Data extract ->
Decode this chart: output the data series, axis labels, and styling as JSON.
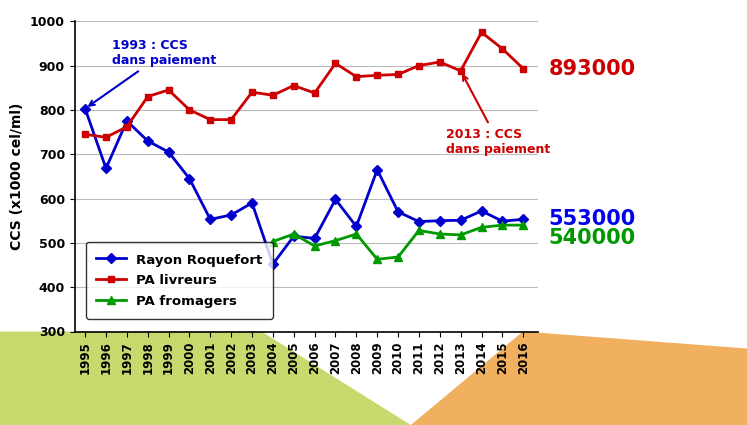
{
  "years": [
    1995,
    1996,
    1997,
    1998,
    1999,
    2000,
    2001,
    2002,
    2003,
    2004,
    2005,
    2006,
    2007,
    2008,
    2009,
    2010,
    2011,
    2012,
    2013,
    2014,
    2015,
    2016
  ],
  "rayon_roquefort": [
    803,
    668,
    775,
    730,
    705,
    645,
    553,
    563,
    590,
    452,
    515,
    510,
    598,
    537,
    665,
    570,
    548,
    550,
    551,
    572,
    549,
    553
  ],
  "pa_livreurs": [
    745,
    738,
    762,
    830,
    845,
    800,
    778,
    778,
    840,
    833,
    855,
    838,
    905,
    875,
    878,
    880,
    900,
    908,
    888,
    975,
    938,
    893
  ],
  "pa_fromagers": [
    null,
    null,
    null,
    null,
    null,
    null,
    null,
    null,
    null,
    503,
    520,
    493,
    505,
    520,
    463,
    468,
    528,
    520,
    518,
    535,
    540,
    540
  ],
  "colors": {
    "rayon_roquefort": "#0000cc",
    "pa_livreurs": "#cc0000",
    "pa_fromagers": "#009900"
  },
  "ylabel": "CCS (x1000 cel/ml)",
  "ylim": [
    300,
    1000
  ],
  "yticks": [
    300,
    400,
    500,
    600,
    700,
    800,
    900,
    1000
  ],
  "annotation_1993_text": "1993 : CCS\ndans paiement",
  "annotation_2013_text": "2013 : CCS\ndans paiement",
  "annotation_1993_color": "#0000cc",
  "annotation_2013_color": "#cc0000",
  "label_893_text": "893000",
  "label_553_text": "553000",
  "label_540_text": "540000",
  "label_893_color": "#cc0000",
  "label_553_color": "#0000ee",
  "label_540_color": "#009900",
  "legend_labels": [
    "Rayon Roquefort",
    "PA livreurs",
    "PA fromagers"
  ],
  "background_color": "#ffffff",
  "grid_color": "#bbbbbb",
  "bg_green": "#c8d96e",
  "bg_orange": "#f0b060"
}
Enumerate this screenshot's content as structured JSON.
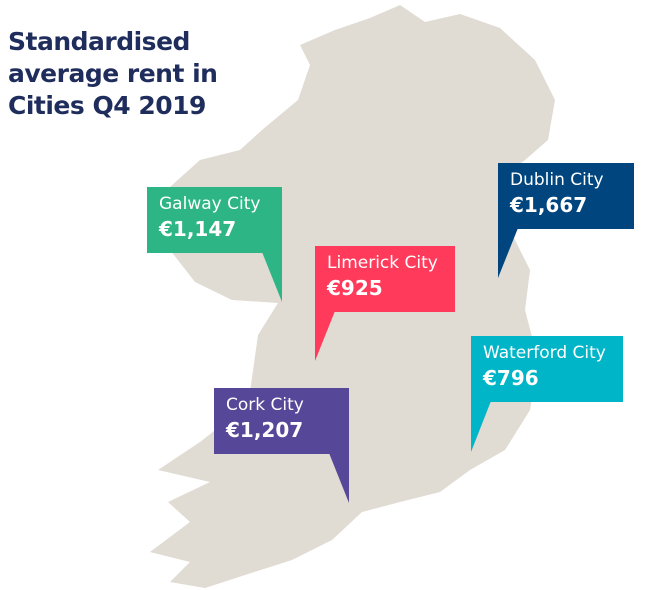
{
  "title": "Standardised average rent in Cities Q4 2019",
  "colors": {
    "land": "#e0dbd3",
    "title": "#1f2d5c"
  },
  "cities": [
    {
      "name": "Galway City",
      "rent": "€1,147",
      "color": "#2eb585"
    },
    {
      "name": "Dublin City",
      "rent": "€1,667",
      "color": "#00457e"
    },
    {
      "name": "Limerick City",
      "rent": "€925",
      "color": "#ff3a5a"
    },
    {
      "name": "Waterford City",
      "rent": "€796",
      "color": "#00b5c8"
    },
    {
      "name": "Cork City",
      "rent": "€1,207",
      "color": "#574799"
    }
  ]
}
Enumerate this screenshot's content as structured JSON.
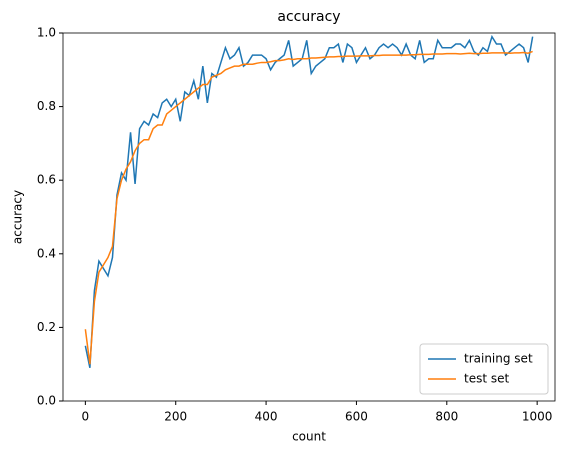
{
  "chart_data": {
    "type": "line",
    "title": "accuracy",
    "x_label": "count",
    "y_label": "accuracy",
    "x": [
      0,
      10,
      20,
      30,
      40,
      50,
      60,
      70,
      80,
      90,
      100,
      110,
      120,
      130,
      140,
      150,
      160,
      170,
      180,
      190,
      200,
      210,
      220,
      230,
      240,
      250,
      260,
      270,
      280,
      290,
      300,
      310,
      320,
      330,
      340,
      350,
      360,
      370,
      380,
      390,
      400,
      410,
      420,
      430,
      440,
      450,
      460,
      470,
      480,
      490,
      500,
      510,
      520,
      530,
      540,
      550,
      560,
      570,
      580,
      590,
      600,
      610,
      620,
      630,
      640,
      650,
      660,
      670,
      680,
      690,
      700,
      710,
      720,
      730,
      740,
      750,
      760,
      770,
      780,
      790,
      800,
      810,
      820,
      830,
      840,
      850,
      860,
      870,
      880,
      890,
      900,
      910,
      920,
      930,
      940,
      950,
      960,
      970,
      980,
      990
    ],
    "series": [
      {
        "name": "training set",
        "color": "#1f77b4",
        "values": [
          0.15,
          0.09,
          0.3,
          0.38,
          0.36,
          0.34,
          0.39,
          0.56,
          0.62,
          0.6,
          0.73,
          0.59,
          0.74,
          0.76,
          0.75,
          0.78,
          0.77,
          0.81,
          0.82,
          0.8,
          0.82,
          0.76,
          0.84,
          0.83,
          0.87,
          0.82,
          0.91,
          0.81,
          0.89,
          0.88,
          0.92,
          0.96,
          0.93,
          0.94,
          0.96,
          0.91,
          0.92,
          0.94,
          0.94,
          0.94,
          0.93,
          0.9,
          0.92,
          0.93,
          0.94,
          0.98,
          0.91,
          0.92,
          0.93,
          0.98,
          0.89,
          0.91,
          0.92,
          0.93,
          0.96,
          0.96,
          0.97,
          0.92,
          0.97,
          0.96,
          0.92,
          0.94,
          0.96,
          0.93,
          0.94,
          0.96,
          0.97,
          0.96,
          0.97,
          0.96,
          0.94,
          0.97,
          0.94,
          0.93,
          0.98,
          0.92,
          0.93,
          0.93,
          0.98,
          0.96,
          0.96,
          0.96,
          0.97,
          0.97,
          0.96,
          0.98,
          0.95,
          0.94,
          0.96,
          0.95,
          0.99,
          0.97,
          0.97,
          0.94,
          0.95,
          0.96,
          0.97,
          0.96,
          0.92,
          0.99
        ]
      },
      {
        "name": "test set",
        "color": "#ff7f0e",
        "values": [
          0.195,
          0.1,
          0.27,
          0.35,
          0.37,
          0.39,
          0.42,
          0.55,
          0.6,
          0.63,
          0.65,
          0.68,
          0.7,
          0.71,
          0.71,
          0.74,
          0.75,
          0.75,
          0.78,
          0.79,
          0.8,
          0.81,
          0.82,
          0.83,
          0.84,
          0.85,
          0.86,
          0.86,
          0.88,
          0.885,
          0.89,
          0.9,
          0.905,
          0.91,
          0.91,
          0.915,
          0.915,
          0.915,
          0.918,
          0.92,
          0.92,
          0.922,
          0.925,
          0.925,
          0.927,
          0.93,
          0.928,
          0.93,
          0.93,
          0.93,
          0.932,
          0.932,
          0.933,
          0.934,
          0.935,
          0.935,
          0.936,
          0.936,
          0.937,
          0.937,
          0.937,
          0.938,
          0.938,
          0.938,
          0.939,
          0.939,
          0.94,
          0.94,
          0.94,
          0.94,
          0.94,
          0.94,
          0.941,
          0.941,
          0.942,
          0.942,
          0.942,
          0.943,
          0.943,
          0.943,
          0.944,
          0.944,
          0.944,
          0.943,
          0.944,
          0.945,
          0.944,
          0.944,
          0.945,
          0.945,
          0.946,
          0.946,
          0.946,
          0.946,
          0.945,
          0.946,
          0.946,
          0.947,
          0.945,
          0.95
        ]
      }
    ],
    "xlim": [
      -49.5,
      1039.5
    ],
    "ylim": [
      0,
      1
    ],
    "xticks": [
      0,
      200,
      400,
      600,
      800,
      1000
    ],
    "yticks": [
      {
        "value": 0,
        "label": "0.0"
      },
      0.2,
      0.4,
      0.6,
      0.8,
      {
        "value": 1,
        "label": "1.0"
      }
    ],
    "legend": "lower right"
  }
}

Work instructions -> Restate the whole listing above exactly, except for its images.

Result ->
Decode this chart: output the data series, axis labels, and styling as JSON.
{
  "years": [
    1995,
    1996,
    1997,
    1998,
    1999,
    2000,
    2001,
    2002,
    2003,
    2004,
    2005,
    2006,
    2007,
    2008,
    2009,
    2010,
    2011,
    2012,
    2013,
    2014,
    2015,
    2016
  ],
  "rayon_roquefort": [
    803,
    668,
    775,
    730,
    705,
    645,
    553,
    563,
    590,
    452,
    515,
    510,
    598,
    537,
    665,
    570,
    548,
    550,
    551,
    572,
    549,
    553
  ],
  "pa_livreurs": [
    745,
    738,
    762,
    830,
    845,
    800,
    778,
    778,
    840,
    833,
    855,
    838,
    905,
    875,
    878,
    880,
    900,
    908,
    888,
    975,
    938,
    893
  ],
  "pa_fromagers": [
    null,
    null,
    null,
    null,
    null,
    null,
    null,
    null,
    null,
    503,
    520,
    493,
    505,
    520,
    463,
    468,
    528,
    520,
    518,
    535,
    540,
    540
  ],
  "colors": {
    "rayon_roquefort": "#0000cc",
    "pa_livreurs": "#cc0000",
    "pa_fromagers": "#009900"
  },
  "ylabel": "CCS (x1000 cel/ml)",
  "ylim": [
    300,
    1000
  ],
  "yticks": [
    300,
    400,
    500,
    600,
    700,
    800,
    900,
    1000
  ],
  "annotation_1993_text": "1993 : CCS\ndans paiement",
  "annotation_2013_text": "2013 : CCS\ndans paiement",
  "annotation_1993_color": "#0000cc",
  "annotation_2013_color": "#cc0000",
  "label_893_text": "893000",
  "label_553_text": "553000",
  "label_540_text": "540000",
  "label_893_color": "#cc0000",
  "label_553_color": "#0000ee",
  "label_540_color": "#009900",
  "legend_labels": [
    "Rayon Roquefort",
    "PA livreurs",
    "PA fromagers"
  ],
  "background_color": "#ffffff",
  "grid_color": "#bbbbbb",
  "bg_green": "#c8d96e",
  "bg_orange": "#f0b060"
}
Enumerate this screenshot's content as structured JSON.
{
  "title": "Standardised average rent in Cities Q4 2019",
  "colors": {
    "land": "#e0dbd3",
    "title": "#1f2d5c"
  },
  "cities": [
    {
      "name": "Galway City",
      "rent": "€1,147",
      "color": "#2eb585"
    },
    {
      "name": "Dublin City",
      "rent": "€1,667",
      "color": "#00457e"
    },
    {
      "name": "Limerick City",
      "rent": "€925",
      "color": "#ff3a5a"
    },
    {
      "name": "Waterford City",
      "rent": "€796",
      "color": "#00b5c8"
    },
    {
      "name": "Cork City",
      "rent": "€1,207",
      "color": "#574799"
    }
  ]
}
Enumerate this screenshot's content as structured JSON.
{
  "chart_data": {
    "type": "line",
    "title": "accuracy",
    "x_label": "count",
    "y_label": "accuracy",
    "x": [
      0,
      10,
      20,
      30,
      40,
      50,
      60,
      70,
      80,
      90,
      100,
      110,
      120,
      130,
      140,
      150,
      160,
      170,
      180,
      190,
      200,
      210,
      220,
      230,
      240,
      250,
      260,
      270,
      280,
      290,
      300,
      310,
      320,
      330,
      340,
      350,
      360,
      370,
      380,
      390,
      400,
      410,
      420,
      430,
      440,
      450,
      460,
      470,
      480,
      490,
      500,
      510,
      520,
      530,
      540,
      550,
      560,
      570,
      580,
      590,
      600,
      610,
      620,
      630,
      640,
      650,
      660,
      670,
      680,
      690,
      700,
      710,
      720,
      730,
      740,
      750,
      760,
      770,
      780,
      790,
      800,
      810,
      820,
      830,
      840,
      850,
      860,
      870,
      880,
      890,
      900,
      910,
      920,
      930,
      940,
      950,
      960,
      970,
      980,
      990
    ],
    "series": [
      {
        "name": "training set",
        "color": "#1f77b4",
        "values": [
          0.15,
          0.09,
          0.3,
          0.38,
          0.36,
          0.34,
          0.39,
          0.56,
          0.62,
          0.6,
          0.73,
          0.59,
          0.74,
          0.76,
          0.75,
          0.78,
          0.77,
          0.81,
          0.82,
          0.8,
          0.82,
          0.76,
          0.84,
          0.83,
          0.87,
          0.82,
          0.91,
          0.81,
          0.89,
          0.88,
          0.92,
          0.96,
          0.93,
          0.94,
          0.96,
          0.91,
          0.92,
          0.94,
          0.94,
          0.94,
          0.93,
          0.9,
          0.92,
          0.93,
          0.94,
          0.98,
          0.91,
          0.92,
          0.93,
          0.98,
          0.89,
          0.91,
          0.92,
          0.93,
          0.96,
          0.96,
          0.97,
          0.92,
          0.97,
          0.96,
          0.92,
          0.94,
          0.96,
          0.93,
          0.94,
          0.96,
          0.97,
          0.96,
          0.97,
          0.96,
          0.94,
          0.97,
          0.94,
          0.93,
          0.98,
          0.92,
          0.93,
          0.93,
          0.98,
          0.96,
          0.96,
          0.96,
          0.97,
          0.97,
          0.96,
          0.98,
          0.95,
          0.94,
          0.96,
          0.95,
          0.99,
          0.97,
          0.97,
          0.94,
          0.95,
          0.96,
          0.97,
          0.96,
          0.92,
          0.99
        ]
      },
      {
        "name": "test set",
        "color": "#ff7f0e",
        "values": [
          0.195,
          0.1,
          0.27,
          0.35,
          0.37,
          0.39,
          0.42,
          0.55,
          0.6,
          0.63,
          0.65,
          0.68,
          0.7,
          0.71,
          0.71,
          0.74,
          0.75,
          0.75,
          0.78,
          0.79,
          0.8,
          0.81,
          0.82,
          0.83,
          0.84,
          0.85,
          0.86,
          0.86,
          0.88,
          0.885,
          0.89,
          0.9,
          0.905,
          0.91,
          0.91,
          0.915,
          0.915,
          0.915,
          0.918,
          0.92,
          0.92,
          0.922,
          0.925,
          0.925,
          0.927,
          0.93,
          0.928,
          0.93,
          0.93,
          0.93,
          0.932,
          0.932,
          0.933,
          0.934,
          0.935,
          0.935,
          0.936,
          0.936,
          0.937,
          0.937,
          0.937,
          0.938,
          0.938,
          0.938,
          0.939,
          0.939,
          0.94,
          0.94,
          0.94,
          0.94,
          0.94,
          0.94,
          0.941,
          0.941,
          0.942,
          0.942,
          0.942,
          0.943,
          0.943,
          0.943,
          0.944,
          0.944,
          0.944,
          0.943,
          0.944,
          0.945,
          0.944,
          0.944,
          0.945,
          0.945,
          0.946,
          0.946,
          0.946,
          0.946,
          0.945,
          0.946,
          0.946,
          0.947,
          0.945,
          0.95
        ]
      }
    ],
    "xlim": [
      -49.5,
      1039.5
    ],
    "ylim": [
      0,
      1
    ],
    "xticks": [
      0,
      200,
      400,
      600,
      800,
      1000
    ],
    "yticks": [
      {
        "value": 0,
        "label": "0.0"
      },
      0.2,
      0.4,
      0.6,
      0.8,
      {
        "value": 1,
        "label": "1.0"
      }
    ],
    "legend": "lower right"
  }
}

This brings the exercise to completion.